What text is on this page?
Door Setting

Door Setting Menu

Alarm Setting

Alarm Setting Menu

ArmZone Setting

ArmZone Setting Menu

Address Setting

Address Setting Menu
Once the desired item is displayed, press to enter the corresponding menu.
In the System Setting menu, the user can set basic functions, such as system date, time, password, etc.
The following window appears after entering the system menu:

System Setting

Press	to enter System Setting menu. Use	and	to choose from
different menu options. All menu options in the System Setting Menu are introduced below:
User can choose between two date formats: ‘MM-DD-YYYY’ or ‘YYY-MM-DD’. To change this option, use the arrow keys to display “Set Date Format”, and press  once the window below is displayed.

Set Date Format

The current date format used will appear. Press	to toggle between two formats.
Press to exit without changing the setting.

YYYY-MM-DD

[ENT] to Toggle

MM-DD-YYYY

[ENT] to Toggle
------------------------------------------------------------
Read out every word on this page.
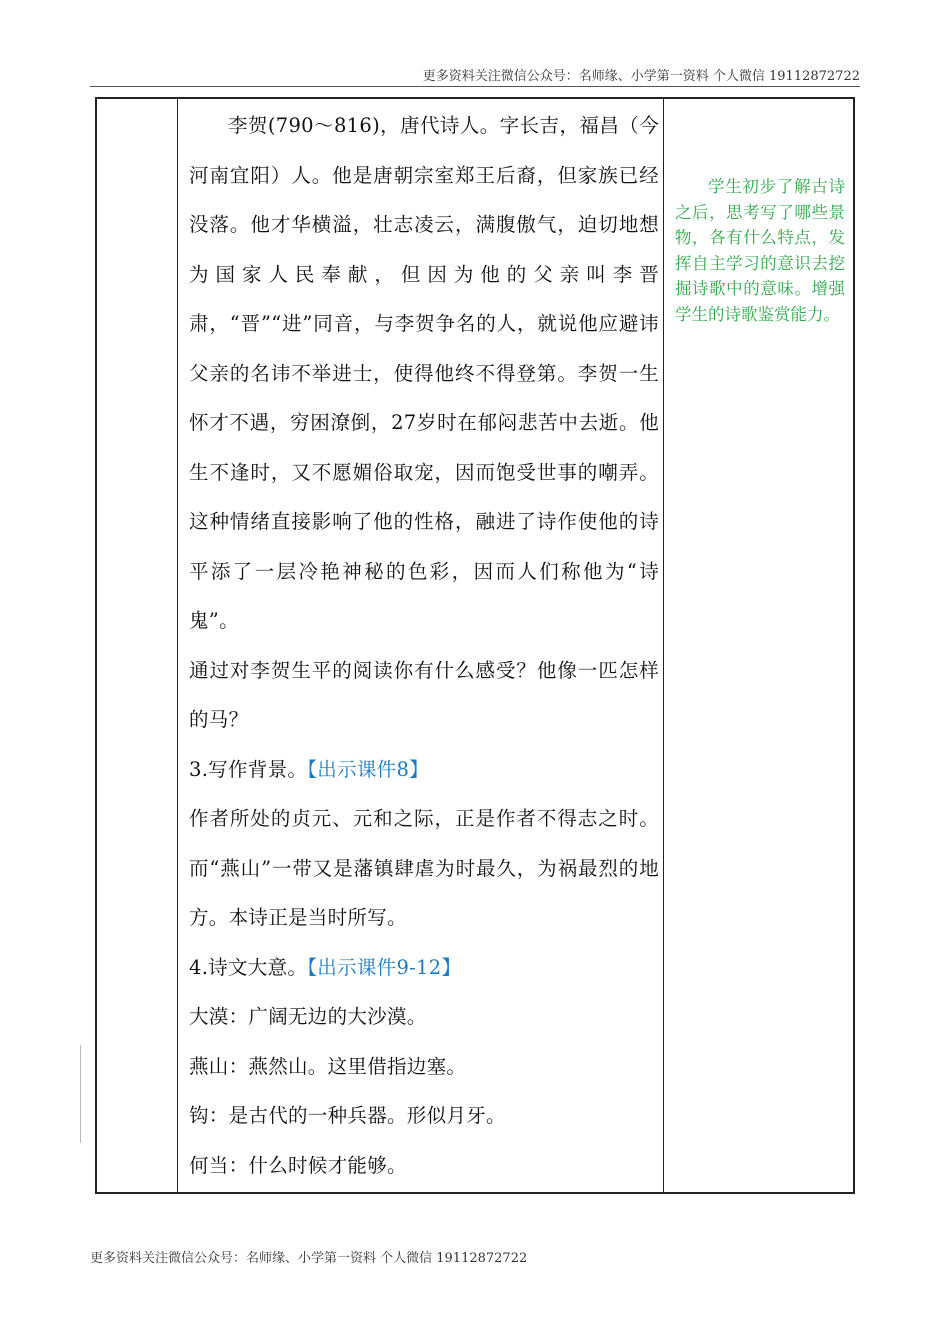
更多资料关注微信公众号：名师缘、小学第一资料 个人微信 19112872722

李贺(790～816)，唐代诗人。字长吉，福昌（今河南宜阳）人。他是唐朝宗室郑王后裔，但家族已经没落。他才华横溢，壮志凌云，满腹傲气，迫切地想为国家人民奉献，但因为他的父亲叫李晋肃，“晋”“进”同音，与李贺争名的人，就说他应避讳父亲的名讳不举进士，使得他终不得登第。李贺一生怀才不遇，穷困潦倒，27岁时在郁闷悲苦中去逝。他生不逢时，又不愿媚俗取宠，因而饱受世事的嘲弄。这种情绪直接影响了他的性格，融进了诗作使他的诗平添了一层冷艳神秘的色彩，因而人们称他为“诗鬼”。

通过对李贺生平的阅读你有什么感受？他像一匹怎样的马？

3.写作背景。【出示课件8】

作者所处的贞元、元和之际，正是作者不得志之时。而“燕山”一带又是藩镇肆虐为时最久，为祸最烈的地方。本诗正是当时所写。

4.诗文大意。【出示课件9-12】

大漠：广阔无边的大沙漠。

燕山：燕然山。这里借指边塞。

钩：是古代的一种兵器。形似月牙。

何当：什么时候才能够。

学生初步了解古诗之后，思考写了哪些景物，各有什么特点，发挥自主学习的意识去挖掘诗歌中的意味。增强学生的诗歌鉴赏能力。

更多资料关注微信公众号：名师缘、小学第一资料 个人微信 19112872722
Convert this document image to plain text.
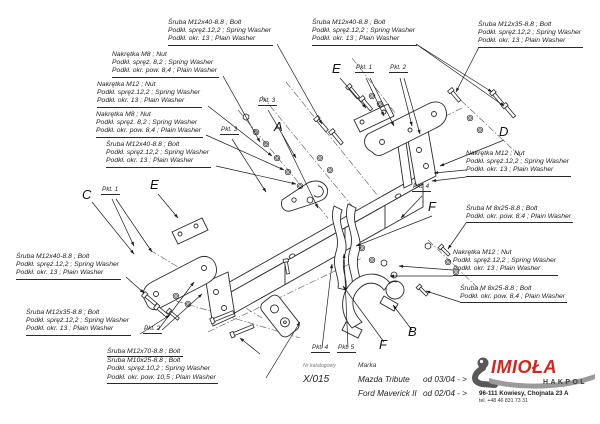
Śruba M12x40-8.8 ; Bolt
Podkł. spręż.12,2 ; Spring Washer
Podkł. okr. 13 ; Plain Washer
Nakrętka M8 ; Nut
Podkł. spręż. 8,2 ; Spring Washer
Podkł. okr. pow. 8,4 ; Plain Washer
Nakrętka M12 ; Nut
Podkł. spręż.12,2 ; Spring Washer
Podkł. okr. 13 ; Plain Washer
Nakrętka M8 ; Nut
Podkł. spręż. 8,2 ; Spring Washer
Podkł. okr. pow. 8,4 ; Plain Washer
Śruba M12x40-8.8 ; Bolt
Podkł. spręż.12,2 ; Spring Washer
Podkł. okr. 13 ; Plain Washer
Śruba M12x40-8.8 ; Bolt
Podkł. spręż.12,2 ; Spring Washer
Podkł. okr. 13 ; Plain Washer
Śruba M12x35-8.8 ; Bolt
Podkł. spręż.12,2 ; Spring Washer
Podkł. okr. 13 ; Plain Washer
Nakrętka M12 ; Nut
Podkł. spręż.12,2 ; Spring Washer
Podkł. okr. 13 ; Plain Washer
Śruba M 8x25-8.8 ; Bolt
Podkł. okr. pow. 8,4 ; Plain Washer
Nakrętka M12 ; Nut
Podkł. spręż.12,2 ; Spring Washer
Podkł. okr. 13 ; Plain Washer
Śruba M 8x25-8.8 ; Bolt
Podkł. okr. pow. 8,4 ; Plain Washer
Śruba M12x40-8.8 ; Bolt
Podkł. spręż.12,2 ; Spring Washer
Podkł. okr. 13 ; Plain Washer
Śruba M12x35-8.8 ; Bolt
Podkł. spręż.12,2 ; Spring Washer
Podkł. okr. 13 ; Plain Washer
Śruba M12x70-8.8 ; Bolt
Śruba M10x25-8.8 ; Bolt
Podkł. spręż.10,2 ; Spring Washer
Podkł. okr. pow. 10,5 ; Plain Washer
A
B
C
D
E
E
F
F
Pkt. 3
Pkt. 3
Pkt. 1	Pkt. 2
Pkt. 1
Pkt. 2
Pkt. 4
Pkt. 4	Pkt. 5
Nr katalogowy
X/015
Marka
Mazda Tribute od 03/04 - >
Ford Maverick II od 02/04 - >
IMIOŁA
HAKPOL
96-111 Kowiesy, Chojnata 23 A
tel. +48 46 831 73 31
------------------------------------------------------------
#### Given problem:
Find all the lines containing "text" in the material, then copy them.

#### Task output:
What text is on this page?
Convert this document image to plain text.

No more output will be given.